### THE TASK
Identify and copy all lines of the material where the string "http" is found.
** Start DATA ROWS **
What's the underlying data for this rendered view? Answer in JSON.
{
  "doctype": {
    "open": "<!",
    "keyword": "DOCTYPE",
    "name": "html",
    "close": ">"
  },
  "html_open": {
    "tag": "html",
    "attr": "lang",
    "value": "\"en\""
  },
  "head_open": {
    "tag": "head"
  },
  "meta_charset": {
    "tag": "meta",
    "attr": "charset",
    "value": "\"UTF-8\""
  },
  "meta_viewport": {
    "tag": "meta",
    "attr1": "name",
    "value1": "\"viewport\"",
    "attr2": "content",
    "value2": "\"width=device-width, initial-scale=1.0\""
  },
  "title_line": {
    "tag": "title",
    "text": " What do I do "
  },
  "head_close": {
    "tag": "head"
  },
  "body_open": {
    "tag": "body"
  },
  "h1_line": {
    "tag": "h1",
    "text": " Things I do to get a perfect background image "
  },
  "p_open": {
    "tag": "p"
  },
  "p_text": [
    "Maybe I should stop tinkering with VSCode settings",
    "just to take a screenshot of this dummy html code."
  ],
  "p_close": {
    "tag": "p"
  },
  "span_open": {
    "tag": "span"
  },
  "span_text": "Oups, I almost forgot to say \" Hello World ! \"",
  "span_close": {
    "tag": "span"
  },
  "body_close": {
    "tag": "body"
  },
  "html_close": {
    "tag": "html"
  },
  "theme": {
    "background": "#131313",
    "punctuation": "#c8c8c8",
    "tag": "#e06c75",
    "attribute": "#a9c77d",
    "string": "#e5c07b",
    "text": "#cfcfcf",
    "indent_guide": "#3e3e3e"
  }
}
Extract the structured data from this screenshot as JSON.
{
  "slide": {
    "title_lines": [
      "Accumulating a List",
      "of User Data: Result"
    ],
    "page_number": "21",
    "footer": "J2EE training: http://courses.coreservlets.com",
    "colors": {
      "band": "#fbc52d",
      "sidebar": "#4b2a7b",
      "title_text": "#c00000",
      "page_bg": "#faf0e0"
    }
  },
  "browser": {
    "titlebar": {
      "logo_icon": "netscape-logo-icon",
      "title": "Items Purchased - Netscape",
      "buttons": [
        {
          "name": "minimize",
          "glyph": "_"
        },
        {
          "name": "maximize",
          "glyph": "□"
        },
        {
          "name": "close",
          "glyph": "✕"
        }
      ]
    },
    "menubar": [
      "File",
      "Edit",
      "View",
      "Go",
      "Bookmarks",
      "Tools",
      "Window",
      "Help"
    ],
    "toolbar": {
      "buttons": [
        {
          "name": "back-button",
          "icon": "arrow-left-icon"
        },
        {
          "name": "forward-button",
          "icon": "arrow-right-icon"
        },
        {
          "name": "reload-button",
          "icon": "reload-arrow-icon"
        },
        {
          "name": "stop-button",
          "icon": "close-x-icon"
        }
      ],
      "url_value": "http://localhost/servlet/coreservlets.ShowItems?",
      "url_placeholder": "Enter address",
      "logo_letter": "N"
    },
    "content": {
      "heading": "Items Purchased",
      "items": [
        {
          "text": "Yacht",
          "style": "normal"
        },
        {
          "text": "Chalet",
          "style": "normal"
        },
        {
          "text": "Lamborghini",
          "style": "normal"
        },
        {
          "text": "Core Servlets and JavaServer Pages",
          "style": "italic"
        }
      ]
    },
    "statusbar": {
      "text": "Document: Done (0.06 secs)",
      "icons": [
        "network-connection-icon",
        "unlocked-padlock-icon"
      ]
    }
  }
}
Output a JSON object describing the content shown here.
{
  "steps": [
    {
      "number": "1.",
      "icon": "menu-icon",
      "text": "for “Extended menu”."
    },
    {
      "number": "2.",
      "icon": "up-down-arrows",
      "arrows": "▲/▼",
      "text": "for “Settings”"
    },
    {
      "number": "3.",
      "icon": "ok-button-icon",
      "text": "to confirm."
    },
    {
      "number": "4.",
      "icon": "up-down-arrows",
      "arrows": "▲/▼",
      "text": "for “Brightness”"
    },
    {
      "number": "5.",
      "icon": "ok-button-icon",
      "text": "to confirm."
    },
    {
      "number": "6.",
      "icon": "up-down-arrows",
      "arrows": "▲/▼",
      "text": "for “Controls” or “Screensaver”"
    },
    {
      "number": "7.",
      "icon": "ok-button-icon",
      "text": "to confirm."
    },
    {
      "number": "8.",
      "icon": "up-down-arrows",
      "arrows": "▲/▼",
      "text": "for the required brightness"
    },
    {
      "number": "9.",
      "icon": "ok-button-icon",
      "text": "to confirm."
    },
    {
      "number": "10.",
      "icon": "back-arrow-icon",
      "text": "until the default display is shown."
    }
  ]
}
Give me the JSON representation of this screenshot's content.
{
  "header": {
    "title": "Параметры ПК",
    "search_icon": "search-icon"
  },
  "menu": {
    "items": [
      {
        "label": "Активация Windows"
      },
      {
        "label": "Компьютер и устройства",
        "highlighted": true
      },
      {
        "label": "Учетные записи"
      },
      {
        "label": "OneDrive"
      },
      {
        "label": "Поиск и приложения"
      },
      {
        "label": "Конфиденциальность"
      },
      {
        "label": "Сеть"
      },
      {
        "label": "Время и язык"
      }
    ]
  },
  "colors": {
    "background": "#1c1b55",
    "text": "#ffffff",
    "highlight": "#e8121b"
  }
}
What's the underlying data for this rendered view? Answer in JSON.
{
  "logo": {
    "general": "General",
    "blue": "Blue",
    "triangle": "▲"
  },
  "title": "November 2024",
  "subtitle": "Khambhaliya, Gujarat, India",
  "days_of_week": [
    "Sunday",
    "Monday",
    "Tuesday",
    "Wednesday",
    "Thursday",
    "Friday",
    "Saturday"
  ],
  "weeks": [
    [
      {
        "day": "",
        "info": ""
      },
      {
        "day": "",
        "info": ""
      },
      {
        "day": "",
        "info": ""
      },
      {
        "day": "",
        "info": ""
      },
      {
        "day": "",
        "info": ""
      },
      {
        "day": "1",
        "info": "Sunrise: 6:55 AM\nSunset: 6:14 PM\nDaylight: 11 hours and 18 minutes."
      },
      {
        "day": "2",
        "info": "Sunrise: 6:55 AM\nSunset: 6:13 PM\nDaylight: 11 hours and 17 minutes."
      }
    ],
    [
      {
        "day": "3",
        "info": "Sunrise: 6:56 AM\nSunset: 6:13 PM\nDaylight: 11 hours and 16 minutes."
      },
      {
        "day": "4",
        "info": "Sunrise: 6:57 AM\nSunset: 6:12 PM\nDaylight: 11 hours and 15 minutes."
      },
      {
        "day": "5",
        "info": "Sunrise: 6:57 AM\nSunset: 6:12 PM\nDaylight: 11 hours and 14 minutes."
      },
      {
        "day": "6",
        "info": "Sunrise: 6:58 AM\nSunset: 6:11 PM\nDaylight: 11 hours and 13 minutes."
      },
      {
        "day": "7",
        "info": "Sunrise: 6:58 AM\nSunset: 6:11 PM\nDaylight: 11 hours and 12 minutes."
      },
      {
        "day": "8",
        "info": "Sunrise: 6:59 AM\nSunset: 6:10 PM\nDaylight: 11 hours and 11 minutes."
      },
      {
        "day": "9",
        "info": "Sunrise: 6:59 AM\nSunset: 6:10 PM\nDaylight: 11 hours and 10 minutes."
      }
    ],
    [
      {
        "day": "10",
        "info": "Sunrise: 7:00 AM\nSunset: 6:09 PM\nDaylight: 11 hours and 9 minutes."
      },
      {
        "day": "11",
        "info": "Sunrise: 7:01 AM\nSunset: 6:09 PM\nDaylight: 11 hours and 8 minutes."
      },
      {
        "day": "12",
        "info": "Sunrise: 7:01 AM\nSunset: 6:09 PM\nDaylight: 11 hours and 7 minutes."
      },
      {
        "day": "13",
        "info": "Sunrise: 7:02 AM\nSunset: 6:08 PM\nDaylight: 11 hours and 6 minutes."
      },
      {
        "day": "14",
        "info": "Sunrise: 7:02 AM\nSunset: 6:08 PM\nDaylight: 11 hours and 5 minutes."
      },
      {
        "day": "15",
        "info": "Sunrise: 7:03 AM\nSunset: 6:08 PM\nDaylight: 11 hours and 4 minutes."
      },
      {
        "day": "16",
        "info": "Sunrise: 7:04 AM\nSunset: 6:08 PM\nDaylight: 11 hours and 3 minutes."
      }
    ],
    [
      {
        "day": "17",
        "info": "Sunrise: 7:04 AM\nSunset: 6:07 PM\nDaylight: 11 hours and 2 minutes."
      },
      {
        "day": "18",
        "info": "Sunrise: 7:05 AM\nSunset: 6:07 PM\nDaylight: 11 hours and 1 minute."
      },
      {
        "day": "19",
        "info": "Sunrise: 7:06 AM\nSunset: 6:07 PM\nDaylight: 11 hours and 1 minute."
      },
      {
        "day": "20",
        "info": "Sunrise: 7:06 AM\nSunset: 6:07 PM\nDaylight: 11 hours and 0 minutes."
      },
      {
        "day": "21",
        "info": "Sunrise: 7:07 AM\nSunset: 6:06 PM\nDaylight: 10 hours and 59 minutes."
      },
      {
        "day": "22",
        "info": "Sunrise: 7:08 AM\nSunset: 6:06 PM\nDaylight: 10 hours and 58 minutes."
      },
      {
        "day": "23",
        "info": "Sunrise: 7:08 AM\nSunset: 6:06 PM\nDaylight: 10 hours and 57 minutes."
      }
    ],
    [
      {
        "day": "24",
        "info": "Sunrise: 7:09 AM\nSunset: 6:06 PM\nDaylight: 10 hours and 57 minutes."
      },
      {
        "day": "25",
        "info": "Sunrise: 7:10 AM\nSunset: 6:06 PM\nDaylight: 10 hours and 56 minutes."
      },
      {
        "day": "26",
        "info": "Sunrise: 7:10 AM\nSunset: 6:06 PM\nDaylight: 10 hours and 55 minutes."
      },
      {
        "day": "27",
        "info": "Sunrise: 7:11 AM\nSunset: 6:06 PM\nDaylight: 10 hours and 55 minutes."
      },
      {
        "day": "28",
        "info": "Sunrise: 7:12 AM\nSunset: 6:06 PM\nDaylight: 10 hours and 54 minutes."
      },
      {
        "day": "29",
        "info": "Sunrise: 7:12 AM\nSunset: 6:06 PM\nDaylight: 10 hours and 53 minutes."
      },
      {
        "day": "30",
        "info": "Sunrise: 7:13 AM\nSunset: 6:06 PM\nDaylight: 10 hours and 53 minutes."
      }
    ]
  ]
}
** End DATA ROWS **
### FINISHED EXERCISE
    "footer": "J2EE training: http://courses.coreservlets.com",
      "url_value": "http://localhost/servlet/coreservlets.ShowItems?",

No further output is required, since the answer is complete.